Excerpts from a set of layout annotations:
==========

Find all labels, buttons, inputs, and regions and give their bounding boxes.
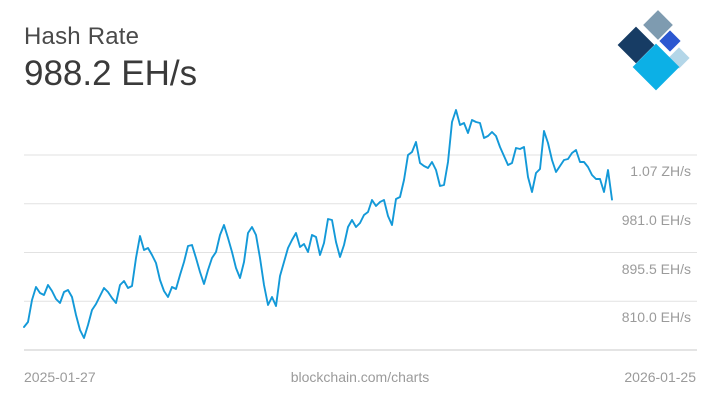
- x-axis-start-date: 2025-01-27: [24, 369, 96, 385]
- logo-cyan-square: [632, 43, 680, 91]
- logo-royal-square: [659, 30, 681, 52]
- y-axis-tick-label: 981.0 EH/s: [621, 212, 691, 228]
- y-axis-tick-label: 1.07 ZH/s: [630, 163, 691, 179]
- logo-navy-square: [617, 26, 655, 64]
- hash-rate-line: [23, 109, 613, 339]
- source-watermark: blockchain.com/charts: [290, 369, 430, 385]
- x-axis-end-date: 2026-01-25: [624, 369, 696, 385]
- chart-title: Hash Rate: [24, 23, 140, 50]
- y-axis-tick-label: 810.0 EH/s: [621, 309, 691, 325]
- blockchain-logo: [617, 10, 690, 91]
- y-axis-tick-label: 895.5 EH/s: [621, 261, 691, 277]
- current-value: 988.2 EH/s: [24, 54, 198, 93]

==========

▶ [WRITTEN REQUEST] Please convert the records above into a JSON list of strings with one string per line, skipping blank lines and leaving out the pictures.

▶ [SOLUTION TO THE PROBLEM]
[
  "Find all labels, buttons, inputs, and regions and give their bounding boxes.",
  "- x-axis-start-date: 2025-01-27: [24, 369, 96, 385]",
  "- logo-cyan-square: [632, 43, 680, 91]",
  "- logo-royal-square: [659, 30, 681, 52]",
  "- y-axis-tick-label: 981.0 EH/s: [621, 212, 691, 228]",
  "- y-axis-tick-label: 1.07 ZH/s: [630, 163, 691, 179]",
  "- logo-navy-square: [617, 26, 655, 64]",
  "- hash-rate-line: [23, 109, 613, 339]",
  "- source-watermark: blockchain.com/charts: [290, 369, 430, 385]",
  "- x-axis-end-date: 2026-01-25: [624, 369, 696, 385]",
  "- chart-title: Hash Rate: [24, 23, 140, 50]",
  "- y-axis-tick-label: 810.0 EH/s: [621, 309, 691, 325]",
  "- blockchain-logo: [617, 10, 690, 91]",
  "- y-axis-tick-label: 895.5 EH/s: [621, 261, 691, 277]",
  "- current-value: 988.2 EH/s: [24, 54, 198, 93]"
]